EXERCISE
Check each line of the listing for the word "TradingView" and report how many lines contain it, giving nothing but the number.

INFORMATION SUPPLIED
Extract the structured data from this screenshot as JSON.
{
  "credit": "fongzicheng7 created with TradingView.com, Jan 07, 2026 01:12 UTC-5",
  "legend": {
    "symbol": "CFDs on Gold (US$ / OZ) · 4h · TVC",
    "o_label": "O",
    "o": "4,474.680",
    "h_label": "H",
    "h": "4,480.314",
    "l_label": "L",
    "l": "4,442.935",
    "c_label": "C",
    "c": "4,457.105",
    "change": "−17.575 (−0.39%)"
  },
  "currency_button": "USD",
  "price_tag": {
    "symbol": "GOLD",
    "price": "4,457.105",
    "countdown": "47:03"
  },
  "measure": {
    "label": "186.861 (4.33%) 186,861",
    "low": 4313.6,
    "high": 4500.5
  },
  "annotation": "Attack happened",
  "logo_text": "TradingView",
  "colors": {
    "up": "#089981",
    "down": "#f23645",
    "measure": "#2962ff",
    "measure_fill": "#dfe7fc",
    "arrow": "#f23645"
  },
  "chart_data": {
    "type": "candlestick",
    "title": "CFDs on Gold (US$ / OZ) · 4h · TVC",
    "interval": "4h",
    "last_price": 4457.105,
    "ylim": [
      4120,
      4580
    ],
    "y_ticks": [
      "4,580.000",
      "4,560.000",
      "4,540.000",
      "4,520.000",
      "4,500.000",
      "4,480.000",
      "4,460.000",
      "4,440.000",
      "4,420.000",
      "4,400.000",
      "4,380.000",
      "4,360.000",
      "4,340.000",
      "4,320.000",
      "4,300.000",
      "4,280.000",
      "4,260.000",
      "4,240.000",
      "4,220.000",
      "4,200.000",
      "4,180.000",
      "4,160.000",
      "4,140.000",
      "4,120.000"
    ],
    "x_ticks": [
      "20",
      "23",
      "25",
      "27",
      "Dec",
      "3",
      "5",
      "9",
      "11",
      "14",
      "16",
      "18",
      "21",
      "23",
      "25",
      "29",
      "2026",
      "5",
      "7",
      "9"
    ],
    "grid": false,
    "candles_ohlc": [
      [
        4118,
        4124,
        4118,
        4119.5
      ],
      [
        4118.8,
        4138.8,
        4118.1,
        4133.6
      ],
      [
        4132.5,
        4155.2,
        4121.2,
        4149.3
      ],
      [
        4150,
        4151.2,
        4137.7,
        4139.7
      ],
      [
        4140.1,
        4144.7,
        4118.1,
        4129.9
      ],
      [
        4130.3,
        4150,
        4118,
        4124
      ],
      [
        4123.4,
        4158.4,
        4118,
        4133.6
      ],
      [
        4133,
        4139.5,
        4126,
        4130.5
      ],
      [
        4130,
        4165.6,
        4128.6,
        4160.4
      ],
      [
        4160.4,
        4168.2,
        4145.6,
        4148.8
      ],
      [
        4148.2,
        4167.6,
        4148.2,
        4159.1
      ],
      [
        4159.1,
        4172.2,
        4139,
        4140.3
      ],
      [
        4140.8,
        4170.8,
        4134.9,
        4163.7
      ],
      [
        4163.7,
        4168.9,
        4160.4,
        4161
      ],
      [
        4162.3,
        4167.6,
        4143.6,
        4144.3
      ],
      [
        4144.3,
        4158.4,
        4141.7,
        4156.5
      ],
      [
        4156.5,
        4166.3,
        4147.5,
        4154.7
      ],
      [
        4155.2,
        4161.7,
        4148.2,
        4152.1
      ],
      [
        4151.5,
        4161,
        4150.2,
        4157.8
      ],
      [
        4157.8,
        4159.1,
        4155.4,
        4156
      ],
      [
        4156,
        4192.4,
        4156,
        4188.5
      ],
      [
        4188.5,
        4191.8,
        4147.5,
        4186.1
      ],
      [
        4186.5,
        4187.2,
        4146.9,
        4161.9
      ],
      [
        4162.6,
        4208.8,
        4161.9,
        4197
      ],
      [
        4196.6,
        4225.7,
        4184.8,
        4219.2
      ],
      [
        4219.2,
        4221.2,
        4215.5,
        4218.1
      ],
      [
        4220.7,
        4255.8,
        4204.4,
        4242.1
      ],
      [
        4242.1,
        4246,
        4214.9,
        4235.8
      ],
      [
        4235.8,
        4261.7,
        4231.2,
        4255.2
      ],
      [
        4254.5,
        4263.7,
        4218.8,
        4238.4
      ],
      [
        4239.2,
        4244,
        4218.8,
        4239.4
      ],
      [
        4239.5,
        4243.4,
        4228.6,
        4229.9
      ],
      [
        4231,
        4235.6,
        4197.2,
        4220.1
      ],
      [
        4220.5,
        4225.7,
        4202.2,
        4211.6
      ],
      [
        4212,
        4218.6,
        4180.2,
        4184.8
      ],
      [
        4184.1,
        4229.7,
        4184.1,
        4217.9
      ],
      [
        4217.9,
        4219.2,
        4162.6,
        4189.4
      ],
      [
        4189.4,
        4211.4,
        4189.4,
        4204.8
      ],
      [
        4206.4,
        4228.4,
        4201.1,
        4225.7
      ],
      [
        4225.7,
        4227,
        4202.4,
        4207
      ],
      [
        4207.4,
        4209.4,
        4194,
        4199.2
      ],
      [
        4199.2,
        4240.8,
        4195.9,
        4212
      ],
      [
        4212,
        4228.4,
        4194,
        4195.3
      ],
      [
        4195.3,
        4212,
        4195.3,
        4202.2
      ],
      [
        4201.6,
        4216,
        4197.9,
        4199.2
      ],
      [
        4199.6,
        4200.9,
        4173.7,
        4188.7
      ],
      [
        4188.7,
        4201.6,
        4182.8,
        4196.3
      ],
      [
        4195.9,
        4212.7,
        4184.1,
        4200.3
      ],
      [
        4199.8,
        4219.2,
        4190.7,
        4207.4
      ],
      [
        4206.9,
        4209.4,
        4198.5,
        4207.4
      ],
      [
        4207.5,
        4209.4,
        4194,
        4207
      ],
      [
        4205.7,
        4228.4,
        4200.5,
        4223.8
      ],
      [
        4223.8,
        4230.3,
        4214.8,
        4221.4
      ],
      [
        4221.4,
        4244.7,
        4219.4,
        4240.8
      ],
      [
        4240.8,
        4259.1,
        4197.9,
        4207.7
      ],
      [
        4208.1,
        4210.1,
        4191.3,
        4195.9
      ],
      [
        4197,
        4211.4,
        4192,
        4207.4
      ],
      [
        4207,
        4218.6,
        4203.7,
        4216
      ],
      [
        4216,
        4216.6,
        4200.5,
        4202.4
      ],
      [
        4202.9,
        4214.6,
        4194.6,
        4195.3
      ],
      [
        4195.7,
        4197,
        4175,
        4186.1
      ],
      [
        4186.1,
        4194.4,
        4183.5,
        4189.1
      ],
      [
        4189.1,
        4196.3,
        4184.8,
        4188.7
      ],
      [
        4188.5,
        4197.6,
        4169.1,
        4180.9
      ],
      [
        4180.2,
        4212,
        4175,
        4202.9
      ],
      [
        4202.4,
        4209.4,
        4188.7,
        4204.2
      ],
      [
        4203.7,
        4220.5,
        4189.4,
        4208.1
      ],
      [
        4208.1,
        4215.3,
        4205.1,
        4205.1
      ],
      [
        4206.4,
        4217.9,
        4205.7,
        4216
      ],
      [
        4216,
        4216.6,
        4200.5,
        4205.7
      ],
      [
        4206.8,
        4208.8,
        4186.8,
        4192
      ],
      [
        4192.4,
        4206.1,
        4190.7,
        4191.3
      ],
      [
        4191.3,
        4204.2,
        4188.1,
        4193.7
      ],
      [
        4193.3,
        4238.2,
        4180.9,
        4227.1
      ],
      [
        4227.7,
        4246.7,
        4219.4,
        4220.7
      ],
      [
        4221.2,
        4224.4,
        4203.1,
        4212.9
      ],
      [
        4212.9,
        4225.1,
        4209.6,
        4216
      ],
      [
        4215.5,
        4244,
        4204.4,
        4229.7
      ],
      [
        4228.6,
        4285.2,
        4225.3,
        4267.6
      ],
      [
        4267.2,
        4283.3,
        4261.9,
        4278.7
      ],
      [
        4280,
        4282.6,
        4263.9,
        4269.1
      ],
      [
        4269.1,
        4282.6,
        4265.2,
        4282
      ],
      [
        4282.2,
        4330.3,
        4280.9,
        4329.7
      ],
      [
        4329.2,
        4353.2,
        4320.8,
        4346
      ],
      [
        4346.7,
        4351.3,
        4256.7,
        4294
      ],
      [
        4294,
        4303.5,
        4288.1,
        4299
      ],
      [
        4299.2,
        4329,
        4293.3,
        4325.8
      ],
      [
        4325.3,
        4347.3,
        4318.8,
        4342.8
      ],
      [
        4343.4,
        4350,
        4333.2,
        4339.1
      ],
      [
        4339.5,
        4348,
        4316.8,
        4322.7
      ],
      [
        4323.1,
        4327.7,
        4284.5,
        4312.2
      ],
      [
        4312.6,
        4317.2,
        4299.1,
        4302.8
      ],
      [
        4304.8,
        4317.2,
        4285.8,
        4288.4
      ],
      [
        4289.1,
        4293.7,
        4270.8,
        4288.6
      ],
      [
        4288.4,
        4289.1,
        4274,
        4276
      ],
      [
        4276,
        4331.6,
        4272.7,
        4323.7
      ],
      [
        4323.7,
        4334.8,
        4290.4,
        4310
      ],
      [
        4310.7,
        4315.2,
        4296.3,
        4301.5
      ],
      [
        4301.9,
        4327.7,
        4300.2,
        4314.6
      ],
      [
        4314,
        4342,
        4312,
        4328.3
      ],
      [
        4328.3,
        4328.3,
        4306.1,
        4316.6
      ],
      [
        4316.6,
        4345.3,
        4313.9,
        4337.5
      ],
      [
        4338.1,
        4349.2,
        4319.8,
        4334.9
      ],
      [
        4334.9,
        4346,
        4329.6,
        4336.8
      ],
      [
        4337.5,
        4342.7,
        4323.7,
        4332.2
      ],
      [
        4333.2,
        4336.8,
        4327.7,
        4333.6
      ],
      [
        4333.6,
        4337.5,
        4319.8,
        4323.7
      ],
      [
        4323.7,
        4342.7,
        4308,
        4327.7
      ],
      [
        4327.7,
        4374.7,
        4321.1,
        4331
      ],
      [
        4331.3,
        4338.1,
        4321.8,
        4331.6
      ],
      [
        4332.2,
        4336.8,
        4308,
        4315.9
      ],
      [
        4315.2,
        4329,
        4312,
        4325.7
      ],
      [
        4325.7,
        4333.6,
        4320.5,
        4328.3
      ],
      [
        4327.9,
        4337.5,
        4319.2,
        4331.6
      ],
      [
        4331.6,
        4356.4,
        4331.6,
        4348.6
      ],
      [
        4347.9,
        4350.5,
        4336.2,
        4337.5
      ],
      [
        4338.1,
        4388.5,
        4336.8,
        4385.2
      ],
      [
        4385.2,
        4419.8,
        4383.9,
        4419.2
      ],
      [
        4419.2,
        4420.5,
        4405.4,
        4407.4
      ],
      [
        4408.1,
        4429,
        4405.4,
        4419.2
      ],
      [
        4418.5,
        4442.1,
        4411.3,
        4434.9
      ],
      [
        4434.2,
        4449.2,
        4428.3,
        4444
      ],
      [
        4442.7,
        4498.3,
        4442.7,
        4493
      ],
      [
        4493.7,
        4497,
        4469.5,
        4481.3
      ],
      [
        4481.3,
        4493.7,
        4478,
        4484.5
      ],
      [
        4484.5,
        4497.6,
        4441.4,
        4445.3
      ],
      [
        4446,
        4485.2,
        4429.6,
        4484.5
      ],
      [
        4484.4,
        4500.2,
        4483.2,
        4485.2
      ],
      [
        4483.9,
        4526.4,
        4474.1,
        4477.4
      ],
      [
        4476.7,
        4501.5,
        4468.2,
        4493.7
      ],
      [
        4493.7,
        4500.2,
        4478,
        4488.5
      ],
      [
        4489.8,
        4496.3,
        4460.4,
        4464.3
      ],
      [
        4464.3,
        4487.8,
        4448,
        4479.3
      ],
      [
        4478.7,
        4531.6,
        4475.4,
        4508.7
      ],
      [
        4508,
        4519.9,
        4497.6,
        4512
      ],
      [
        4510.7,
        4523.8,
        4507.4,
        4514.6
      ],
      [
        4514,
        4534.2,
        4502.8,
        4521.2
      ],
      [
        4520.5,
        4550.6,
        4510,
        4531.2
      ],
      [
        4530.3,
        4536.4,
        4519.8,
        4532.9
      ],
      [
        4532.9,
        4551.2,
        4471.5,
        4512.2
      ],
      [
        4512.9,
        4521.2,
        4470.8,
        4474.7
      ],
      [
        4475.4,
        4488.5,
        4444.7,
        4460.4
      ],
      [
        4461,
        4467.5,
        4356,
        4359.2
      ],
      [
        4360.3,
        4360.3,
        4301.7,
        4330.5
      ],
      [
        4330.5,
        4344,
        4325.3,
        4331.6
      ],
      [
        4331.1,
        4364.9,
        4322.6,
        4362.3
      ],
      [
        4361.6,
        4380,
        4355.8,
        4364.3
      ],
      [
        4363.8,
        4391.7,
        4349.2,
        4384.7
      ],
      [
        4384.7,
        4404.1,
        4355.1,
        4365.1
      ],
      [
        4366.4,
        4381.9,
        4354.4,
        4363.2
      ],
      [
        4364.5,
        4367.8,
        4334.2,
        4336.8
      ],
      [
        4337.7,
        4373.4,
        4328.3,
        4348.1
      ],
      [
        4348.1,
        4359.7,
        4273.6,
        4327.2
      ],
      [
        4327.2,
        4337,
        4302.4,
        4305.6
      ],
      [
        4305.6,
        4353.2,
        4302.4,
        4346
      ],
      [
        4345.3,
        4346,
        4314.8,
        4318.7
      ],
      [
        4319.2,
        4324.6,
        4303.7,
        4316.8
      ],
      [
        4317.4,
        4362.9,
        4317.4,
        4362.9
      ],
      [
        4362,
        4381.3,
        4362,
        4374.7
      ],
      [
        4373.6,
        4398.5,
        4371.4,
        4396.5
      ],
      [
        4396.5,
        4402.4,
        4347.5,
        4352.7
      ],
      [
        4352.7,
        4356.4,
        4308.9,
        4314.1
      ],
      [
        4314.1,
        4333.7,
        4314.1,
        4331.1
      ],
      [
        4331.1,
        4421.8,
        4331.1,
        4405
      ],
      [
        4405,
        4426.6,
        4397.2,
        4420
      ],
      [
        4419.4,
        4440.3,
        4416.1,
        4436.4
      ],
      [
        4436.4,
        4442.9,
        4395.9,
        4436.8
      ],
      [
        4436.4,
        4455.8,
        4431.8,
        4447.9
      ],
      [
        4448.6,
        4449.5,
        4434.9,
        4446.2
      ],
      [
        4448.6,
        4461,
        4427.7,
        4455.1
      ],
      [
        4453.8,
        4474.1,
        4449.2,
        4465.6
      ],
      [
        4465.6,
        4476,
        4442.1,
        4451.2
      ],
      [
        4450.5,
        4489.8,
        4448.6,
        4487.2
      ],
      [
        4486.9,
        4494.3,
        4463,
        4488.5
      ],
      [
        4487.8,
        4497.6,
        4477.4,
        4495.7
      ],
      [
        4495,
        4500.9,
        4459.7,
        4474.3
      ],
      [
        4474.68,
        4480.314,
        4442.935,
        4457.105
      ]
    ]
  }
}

RESULT
2